THE TASK. Return the records that follow unaltered. Omit every picture.

LISTING.
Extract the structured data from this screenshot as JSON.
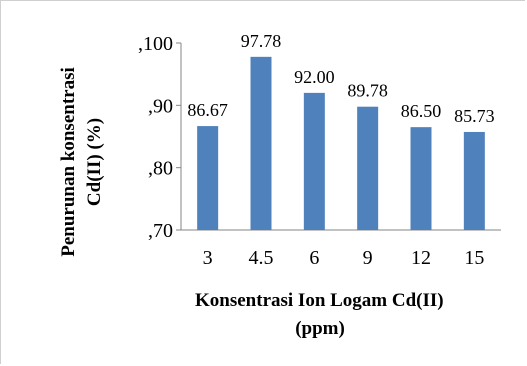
{
  "chart_data": {
    "type": "bar",
    "categories": [
      "3",
      "4.5",
      "6",
      "9",
      "12",
      "15"
    ],
    "values": [
      0.8667,
      0.9778,
      0.92,
      0.8978,
      0.865,
      0.8573
    ],
    "data_labels": [
      "86.67",
      "97.78",
      "92.00",
      "89.78",
      "86.50",
      "85.73"
    ],
    "y_ticks": [
      ",70",
      ",80",
      ",90",
      ",100"
    ],
    "ylim": [
      0.7,
      1.0
    ],
    "xlabel_line1": "Konsentrasi Ion Logam Cd(II)",
    "xlabel_line2": "(ppm)",
    "ylabel_line1": "Penurunan konsentrasi",
    "ylabel_line2": "Cd(II) (%)",
    "grid": false,
    "legend": "none",
    "bar_color": "#4F81BD"
  }
}
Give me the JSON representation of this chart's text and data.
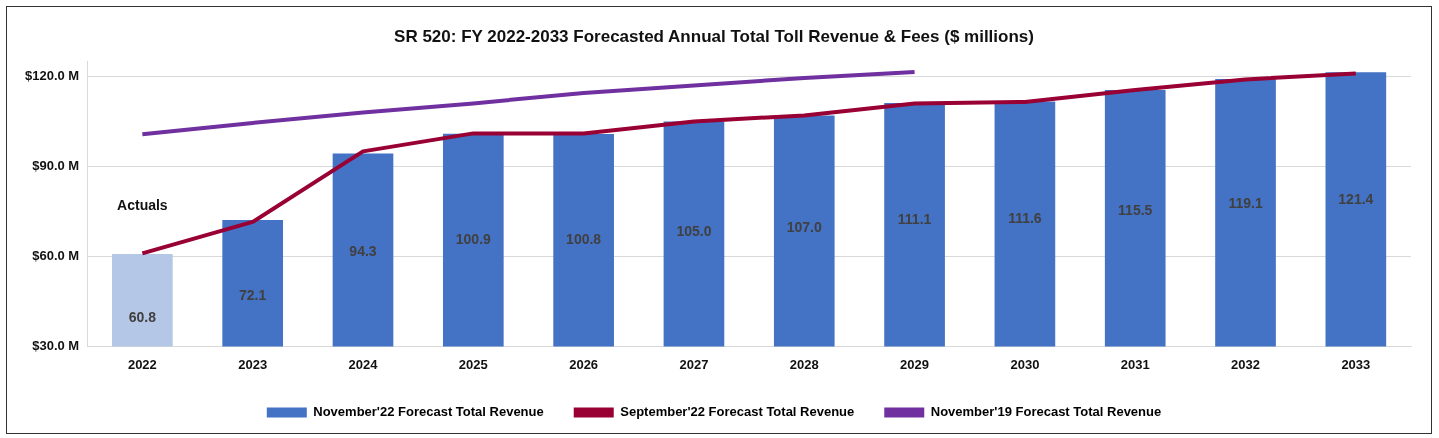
{
  "chart_data": {
    "type": "bar",
    "title": "SR 520: FY 2022-2033 Forecasted Annual Total Toll Revenue & Fees ($ millions)",
    "categories": [
      "2022",
      "2023",
      "2024",
      "2025",
      "2026",
      "2027",
      "2028",
      "2029",
      "2030",
      "2031",
      "2032",
      "2033"
    ],
    "series": [
      {
        "name": "November'22 Forecast Total Revenue",
        "color": "#4472c4",
        "colors": [
          "#b4c7e7",
          "#4472c4",
          "#4472c4",
          "#4472c4",
          "#4472c4",
          "#4472c4",
          "#4472c4",
          "#4472c4",
          "#4472c4",
          "#4472c4",
          "#4472c4",
          "#4472c4"
        ],
        "values": [
          60.8,
          72.1,
          94.3,
          100.9,
          100.8,
          105.0,
          107.0,
          111.1,
          111.6,
          115.5,
          119.1,
          121.4
        ],
        "value_labels": [
          "60.8",
          "72.1",
          "94.3",
          "100.9",
          "100.8",
          "105.0",
          "107.0",
          "111.1",
          "111.6",
          "115.5",
          "119.1",
          "121.4"
        ]
      },
      {
        "name": "September'22 Forecast Total Revenue",
        "type": "line",
        "color": "#990033",
        "values": [
          61,
          71.5,
          95,
          101,
          101,
          105,
          107,
          111,
          111.5,
          115.5,
          119,
          121
        ]
      },
      {
        "name": "November'19 Forecast Total Revenue",
        "type": "line",
        "color": "#7030a0",
        "values": [
          100.7,
          104.5,
          108,
          111,
          114.5,
          117,
          119.5,
          121.5,
          null,
          null,
          null,
          null
        ]
      }
    ],
    "ylim": [
      30,
      125
    ],
    "yticks": [
      {
        "value": 30,
        "label": "$30.0 M"
      },
      {
        "value": 60,
        "label": "$60.0 M"
      },
      {
        "value": 90,
        "label": "$90.0 M"
      },
      {
        "value": 120,
        "label": "$120.0 M"
      }
    ],
    "grid": "y",
    "legend": "bottom",
    "marker": "none",
    "annotations": [
      "Actuals"
    ]
  }
}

TASK RESPONSE.
Extract the structured data from this screenshot as JSON.
{
  "chart_data": {
    "type": "bar",
    "categories": [
      "3",
      "4.5",
      "6",
      "9",
      "12",
      "15"
    ],
    "values": [
      0.8667,
      0.9778,
      0.92,
      0.8978,
      0.865,
      0.8573
    ],
    "data_labels": [
      "86.67",
      "97.78",
      "92.00",
      "89.78",
      "86.50",
      "85.73"
    ],
    "y_ticks": [
      ",70",
      ",80",
      ",90",
      ",100"
    ],
    "ylim": [
      0.7,
      1.0
    ],
    "xlabel_line1": "Konsentrasi Ion Logam Cd(II)",
    "xlabel_line2": "(ppm)",
    "ylabel_line1": "Penurunan konsentrasi",
    "ylabel_line2": "Cd(II) (%)",
    "grid": false,
    "legend": "none",
    "bar_color": "#4F81BD"
  }
}
Give me the JSON representation of this chart's text and data.
{
  "chart_data": {
    "type": "bar",
    "title": "SR 520: FY 2022-2033 Forecasted Annual Total Toll Revenue & Fees ($ millions)",
    "categories": [
      "2022",
      "2023",
      "2024",
      "2025",
      "2026",
      "2027",
      "2028",
      "2029",
      "2030",
      "2031",
      "2032",
      "2033"
    ],
    "series": [
      {
        "name": "November'22 Forecast Total Revenue",
        "color": "#4472c4",
        "colors": [
          "#b4c7e7",
          "#4472c4",
          "#4472c4",
          "#4472c4",
          "#4472c4",
          "#4472c4",
          "#4472c4",
          "#4472c4",
          "#4472c4",
          "#4472c4",
          "#4472c4",
          "#4472c4"
        ],
        "values": [
          60.8,
          72.1,
          94.3,
          100.9,
          100.8,
          105.0,
          107.0,
          111.1,
          111.6,
          115.5,
          119.1,
          121.4
        ],
        "value_labels": [
          "60.8",
          "72.1",
          "94.3",
          "100.9",
          "100.8",
          "105.0",
          "107.0",
          "111.1",
          "111.6",
          "115.5",
          "119.1",
          "121.4"
        ]
      },
      {
        "name": "September'22 Forecast Total Revenue",
        "type": "line",
        "color": "#990033",
        "values": [
          61,
          71.5,
          95,
          101,
          101,
          105,
          107,
          111,
          111.5,
          115.5,
          119,
          121
        ]
      },
      {
        "name": "November'19 Forecast Total Revenue",
        "type": "line",
        "color": "#7030a0",
        "values": [
          100.7,
          104.5,
          108,
          111,
          114.5,
          117,
          119.5,
          121.5,
          null,
          null,
          null,
          null
        ]
      }
    ],
    "ylim": [
      30,
      125
    ],
    "yticks": [
      {
        "value": 30,
        "label": "$30.0 M"
      },
      {
        "value": 60,
        "label": "$60.0 M"
      },
      {
        "value": 90,
        "label": "$90.0 M"
      },
      {
        "value": 120,
        "label": "$120.0 M"
      }
    ],
    "grid": "y",
    "legend": "bottom",
    "marker": "none",
    "annotations": [
      "Actuals"
    ]
  }
}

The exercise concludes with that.